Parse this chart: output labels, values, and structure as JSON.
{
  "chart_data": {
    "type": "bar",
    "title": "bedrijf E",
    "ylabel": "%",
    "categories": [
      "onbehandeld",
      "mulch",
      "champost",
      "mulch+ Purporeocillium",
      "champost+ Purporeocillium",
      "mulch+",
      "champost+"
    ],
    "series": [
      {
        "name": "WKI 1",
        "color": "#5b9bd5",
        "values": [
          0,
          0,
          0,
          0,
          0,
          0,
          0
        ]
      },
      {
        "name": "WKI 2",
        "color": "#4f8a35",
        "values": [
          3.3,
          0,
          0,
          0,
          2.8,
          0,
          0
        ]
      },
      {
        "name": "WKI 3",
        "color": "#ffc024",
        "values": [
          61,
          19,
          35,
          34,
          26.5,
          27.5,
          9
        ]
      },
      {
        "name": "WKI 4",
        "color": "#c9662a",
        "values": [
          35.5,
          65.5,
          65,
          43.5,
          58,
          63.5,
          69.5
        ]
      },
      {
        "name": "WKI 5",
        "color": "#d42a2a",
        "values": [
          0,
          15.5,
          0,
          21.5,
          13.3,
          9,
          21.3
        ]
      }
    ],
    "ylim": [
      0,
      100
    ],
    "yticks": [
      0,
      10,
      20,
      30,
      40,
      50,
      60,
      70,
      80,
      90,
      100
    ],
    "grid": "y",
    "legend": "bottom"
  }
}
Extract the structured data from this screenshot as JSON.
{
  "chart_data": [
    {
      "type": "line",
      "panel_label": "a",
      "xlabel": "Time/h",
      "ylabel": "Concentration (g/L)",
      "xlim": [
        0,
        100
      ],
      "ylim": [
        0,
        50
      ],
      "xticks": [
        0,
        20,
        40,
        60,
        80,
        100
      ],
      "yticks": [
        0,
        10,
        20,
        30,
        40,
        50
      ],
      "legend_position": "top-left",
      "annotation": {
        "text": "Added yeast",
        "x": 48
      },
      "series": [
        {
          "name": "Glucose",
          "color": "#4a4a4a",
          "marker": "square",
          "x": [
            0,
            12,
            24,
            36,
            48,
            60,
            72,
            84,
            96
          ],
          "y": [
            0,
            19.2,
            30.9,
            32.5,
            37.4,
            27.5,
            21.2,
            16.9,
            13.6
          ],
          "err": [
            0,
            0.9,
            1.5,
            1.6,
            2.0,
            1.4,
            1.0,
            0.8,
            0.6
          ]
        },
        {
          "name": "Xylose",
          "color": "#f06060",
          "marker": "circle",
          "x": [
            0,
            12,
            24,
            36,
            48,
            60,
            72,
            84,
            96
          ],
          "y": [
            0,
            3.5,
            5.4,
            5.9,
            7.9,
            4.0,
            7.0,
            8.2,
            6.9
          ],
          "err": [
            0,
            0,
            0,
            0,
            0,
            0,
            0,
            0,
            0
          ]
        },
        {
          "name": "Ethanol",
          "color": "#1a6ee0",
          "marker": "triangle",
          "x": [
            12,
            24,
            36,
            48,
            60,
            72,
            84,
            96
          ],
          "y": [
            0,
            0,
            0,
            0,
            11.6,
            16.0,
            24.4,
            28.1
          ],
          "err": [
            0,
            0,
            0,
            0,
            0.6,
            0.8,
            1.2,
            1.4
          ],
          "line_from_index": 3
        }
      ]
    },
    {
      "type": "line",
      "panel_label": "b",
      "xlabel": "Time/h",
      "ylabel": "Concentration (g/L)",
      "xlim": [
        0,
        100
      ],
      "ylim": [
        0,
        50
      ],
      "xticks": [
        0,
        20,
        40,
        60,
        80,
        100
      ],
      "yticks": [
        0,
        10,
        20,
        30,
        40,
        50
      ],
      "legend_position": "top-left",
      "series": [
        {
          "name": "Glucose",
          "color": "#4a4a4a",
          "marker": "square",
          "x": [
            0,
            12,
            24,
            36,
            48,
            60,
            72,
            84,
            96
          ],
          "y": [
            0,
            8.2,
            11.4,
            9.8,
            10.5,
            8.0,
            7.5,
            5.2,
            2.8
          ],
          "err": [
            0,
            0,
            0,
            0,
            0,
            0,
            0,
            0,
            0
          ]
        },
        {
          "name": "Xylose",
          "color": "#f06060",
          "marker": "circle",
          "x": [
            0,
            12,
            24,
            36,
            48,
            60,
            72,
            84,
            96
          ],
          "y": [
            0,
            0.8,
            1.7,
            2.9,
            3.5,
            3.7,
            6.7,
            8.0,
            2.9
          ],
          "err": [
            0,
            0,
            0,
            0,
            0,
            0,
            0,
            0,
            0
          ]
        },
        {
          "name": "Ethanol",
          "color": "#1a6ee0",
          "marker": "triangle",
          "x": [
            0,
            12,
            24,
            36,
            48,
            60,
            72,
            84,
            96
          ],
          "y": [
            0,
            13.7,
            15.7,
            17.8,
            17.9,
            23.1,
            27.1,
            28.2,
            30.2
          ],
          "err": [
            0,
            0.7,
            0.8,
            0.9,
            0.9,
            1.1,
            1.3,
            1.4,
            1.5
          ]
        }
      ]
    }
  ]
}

**TASK TO COMPLETE:** All of the lines above must be returned exactly.

**THE ANSWER:**
Parse this chart: output labels, values, and structure as JSON.
{
  "chart_data": {
    "type": "bar",
    "title": "bedrijf E",
    "ylabel": "%",
    "categories": [
      "onbehandeld",
      "mulch",
      "champost",
      "mulch+ Purporeocillium",
      "champost+ Purporeocillium",
      "mulch+",
      "champost+"
    ],
    "series": [
      {
        "name": "WKI 1",
        "color": "#5b9bd5",
        "values": [
          0,
          0,
          0,
          0,
          0,
          0,
          0
        ]
      },
      {
        "name": "WKI 2",
        "color": "#4f8a35",
        "values": [
          3.3,
          0,
          0,
          0,
          2.8,
          0,
          0
        ]
      },
      {
        "name": "WKI 3",
        "color": "#ffc024",
        "values": [
          61,
          19,
          35,
          34,
          26.5,
          27.5,
          9
        ]
      },
      {
        "name": "WKI 4",
        "color": "#c9662a",
        "values": [
          35.5,
          65.5,
          65,
          43.5,
          58,
          63.5,
          69.5
        ]
      },
      {
        "name": "WKI 5",
        "color": "#d42a2a",
        "values": [
          0,
          15.5,
          0,
          21.5,
          13.3,
          9,
          21.3
        ]
      }
    ],
    "ylim": [
      0,
      100
    ],
    "yticks": [
      0,
      10,
      20,
      30,
      40,
      50,
      60,
      70,
      80,
      90,
      100
    ],
    "grid": "y",
    "legend": "bottom"
  }
}
Extract the structured data from this screenshot as JSON.
{
  "chart_data": [
    {
      "type": "line",
      "panel_label": "a",
      "xlabel": "Time/h",
      "ylabel": "Concentration (g/L)",
      "xlim": [
        0,
        100
      ],
      "ylim": [
        0,
        50
      ],
      "xticks": [
        0,
        20,
        40,
        60,
        80,
        100
      ],
      "yticks": [
        0,
        10,
        20,
        30,
        40,
        50
      ],
      "legend_position": "top-left",
      "annotation": {
        "text": "Added yeast",
        "x": 48
      },
      "series": [
        {
          "name": "Glucose",
          "color": "#4a4a4a",
          "marker": "square",
          "x": [
            0,
            12,
            24,
            36,
            48,
            60,
            72,
            84,
            96
          ],
          "y": [
            0,
            19.2,
            30.9,
            32.5,
            37.4,
            27.5,
            21.2,
            16.9,
            13.6
          ],
          "err": [
            0,
            0.9,
            1.5,
            1.6,
            2.0,
            1.4,
            1.0,
            0.8,
            0.6
          ]
        },
        {
          "name": "Xylose",
          "color": "#f06060",
          "marker": "circle",
          "x": [
            0,
            12,
            24,
            36,
            48,
            60,
            72,
            84,
            96
          ],
          "y": [
            0,
            3.5,
            5.4,
            5.9,
            7.9,
            4.0,
            7.0,
            8.2,
            6.9
          ],
          "err": [
            0,
            0,
            0,
            0,
            0,
            0,
            0,
            0,
            0
          ]
        },
        {
          "name": "Ethanol",
          "color": "#1a6ee0",
          "marker": "triangle",
          "x": [
            12,
            24,
            36,
            48,
            60,
            72,
            84,
            96
          ],
          "y": [
            0,
            0,
            0,
            0,
            11.6,
            16.0,
            24.4,
            28.1
          ],
          "err": [
            0,
            0,
            0,
            0,
            0.6,
            0.8,
            1.2,
            1.4
          ],
          "line_from_index": 3
        }
      ]
    },
    {
      "type": "line",
      "panel_label": "b",
      "xlabel": "Time/h",
      "ylabel": "Concentration (g/L)",
      "xlim": [
        0,
        100
      ],
      "ylim": [
        0,
        50
      ],
      "xticks": [
        0,
        20,
        40,
        60,
        80,
        100
      ],
      "yticks": [
        0,
        10,
        20,
        30,
        40,
        50
      ],
      "legend_position": "top-left",
      "series": [
        {
          "name": "Glucose",
          "color": "#4a4a4a",
          "marker": "square",
          "x": [
            0,
            12,
            24,
            36,
            48,
            60,
            72,
            84,
            96
          ],
          "y": [
            0,
            8.2,
            11.4,
            9.8,
            10.5,
            8.0,
            7.5,
            5.2,
            2.8
          ],
          "err": [
            0,
            0,
            0,
            0,
            0,
            0,
            0,
            0,
            0
          ]
        },
        {
          "name": "Xylose",
          "color": "#f06060",
          "marker": "circle",
          "x": [
            0,
            12,
            24,
            36,
            48,
            60,
            72,
            84,
            96
          ],
          "y": [
            0,
            0.8,
            1.7,
            2.9,
            3.5,
            3.7,
            6.7,
            8.0,
            2.9
          ],
          "err": [
            0,
            0,
            0,
            0,
            0,
            0,
            0,
            0,
            0
          ]
        },
        {
          "name": "Ethanol",
          "color": "#1a6ee0",
          "marker": "triangle",
          "x": [
            0,
            12,
            24,
            36,
            48,
            60,
            72,
            84,
            96
          ],
          "y": [
            0,
            13.7,
            15.7,
            17.8,
            17.9,
            23.1,
            27.1,
            28.2,
            30.2
          ],
          "err": [
            0,
            0.7,
            0.8,
            0.9,
            0.9,
            1.1,
            1.3,
            1.4,
            1.5
          ]
        }
      ]
    }
  ]
}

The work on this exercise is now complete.